Task statement -
Write out the material exactly, with the pictures left out.

Input -
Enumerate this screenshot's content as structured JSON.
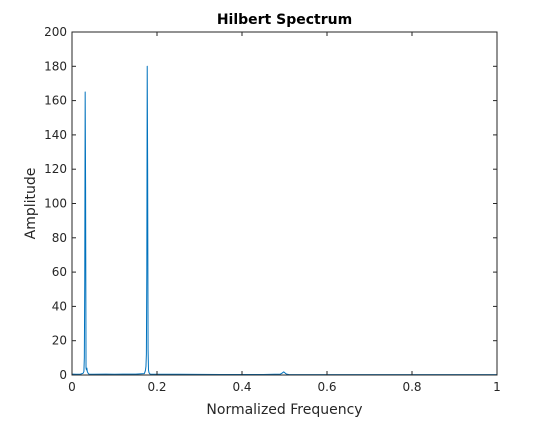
{
  "chart_data": {
    "type": "line",
    "title": "Hilbert Spectrum",
    "xlabel": "Normalized Frequency",
    "ylabel": "Amplitude",
    "xlim": [
      0,
      1
    ],
    "ylim": [
      0,
      200
    ],
    "xticks": [
      0,
      0.2,
      0.4,
      0.6,
      0.8,
      1
    ],
    "xtick_labels": [
      "0",
      "0.2",
      "0.4",
      "0.6",
      "0.8",
      "1"
    ],
    "yticks": [
      0,
      20,
      40,
      60,
      80,
      100,
      120,
      140,
      160,
      180,
      200
    ],
    "ytick_labels": [
      "0",
      "20",
      "40",
      "60",
      "80",
      "100",
      "120",
      "140",
      "160",
      "180",
      "200"
    ],
    "grid": false,
    "box": true,
    "series": [
      {
        "color": "#0072BD",
        "x": [
          0,
          0.01,
          0.02,
          0.026,
          0.028,
          0.029,
          0.03,
          0.031,
          0.032,
          0.033,
          0.034,
          0.035,
          0.036,
          0.038,
          0.04,
          0.05,
          0.08,
          0.1,
          0.12,
          0.15,
          0.17,
          0.172,
          0.173,
          0.174,
          0.175,
          0.176,
          0.177,
          0.178,
          0.179,
          0.18,
          0.181,
          0.182,
          0.184,
          0.19,
          0.25,
          0.35,
          0.45,
          0.49,
          0.495,
          0.498,
          0.5,
          0.502,
          0.505,
          0.51,
          0.6,
          0.7,
          0.8,
          0.9,
          1.0
        ],
        "y": [
          0.5,
          0.4,
          0.5,
          1.0,
          2.0,
          10,
          55,
          165,
          110,
          4,
          3,
          4,
          2,
          1,
          0.5,
          0.4,
          0.5,
          0.4,
          0.5,
          0.5,
          0.8,
          2,
          3,
          5,
          12,
          60,
          180,
          120,
          15,
          3,
          1.5,
          1,
          0.5,
          0.4,
          0.4,
          0.3,
          0.3,
          0.5,
          1.2,
          1.8,
          1.5,
          1.0,
          0.5,
          0.3,
          0.2,
          0.2,
          0.2,
          0.2,
          0.2
        ]
      }
    ]
  }
}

Exercise response -
Enumerate this screenshot's content as structured JSON.
{
  "chart_data": {
    "type": "line",
    "title": "Hilbert Spectrum",
    "xlabel": "Normalized Frequency",
    "ylabel": "Amplitude",
    "xlim": [
      0,
      1
    ],
    "ylim": [
      0,
      200
    ],
    "xticks": [
      0,
      0.2,
      0.4,
      0.6,
      0.8,
      1
    ],
    "xtick_labels": [
      "0",
      "0.2",
      "0.4",
      "0.6",
      "0.8",
      "1"
    ],
    "yticks": [
      0,
      20,
      40,
      60,
      80,
      100,
      120,
      140,
      160,
      180,
      200
    ],
    "ytick_labels": [
      "0",
      "20",
      "40",
      "60",
      "80",
      "100",
      "120",
      "140",
      "160",
      "180",
      "200"
    ],
    "grid": false,
    "box": true,
    "series": [
      {
        "color": "#0072BD",
        "x": [
          0,
          0.01,
          0.02,
          0.026,
          0.028,
          0.029,
          0.03,
          0.031,
          0.032,
          0.033,
          0.034,
          0.035,
          0.036,
          0.038,
          0.04,
          0.05,
          0.08,
          0.1,
          0.12,
          0.15,
          0.17,
          0.172,
          0.173,
          0.174,
          0.175,
          0.176,
          0.177,
          0.178,
          0.179,
          0.18,
          0.181,
          0.182,
          0.184,
          0.19,
          0.25,
          0.35,
          0.45,
          0.49,
          0.495,
          0.498,
          0.5,
          0.502,
          0.505,
          0.51,
          0.6,
          0.7,
          0.8,
          0.9,
          1.0
        ],
        "y": [
          0.5,
          0.4,
          0.5,
          1.0,
          2.0,
          10,
          55,
          165,
          110,
          4,
          3,
          4,
          2,
          1,
          0.5,
          0.4,
          0.5,
          0.4,
          0.5,
          0.5,
          0.8,
          2,
          3,
          5,
          12,
          60,
          180,
          120,
          15,
          3,
          1.5,
          1,
          0.5,
          0.4,
          0.4,
          0.3,
          0.3,
          0.5,
          1.2,
          1.8,
          1.5,
          1.0,
          0.5,
          0.3,
          0.2,
          0.2,
          0.2,
          0.2,
          0.2
        ]
      }
    ]
  }
}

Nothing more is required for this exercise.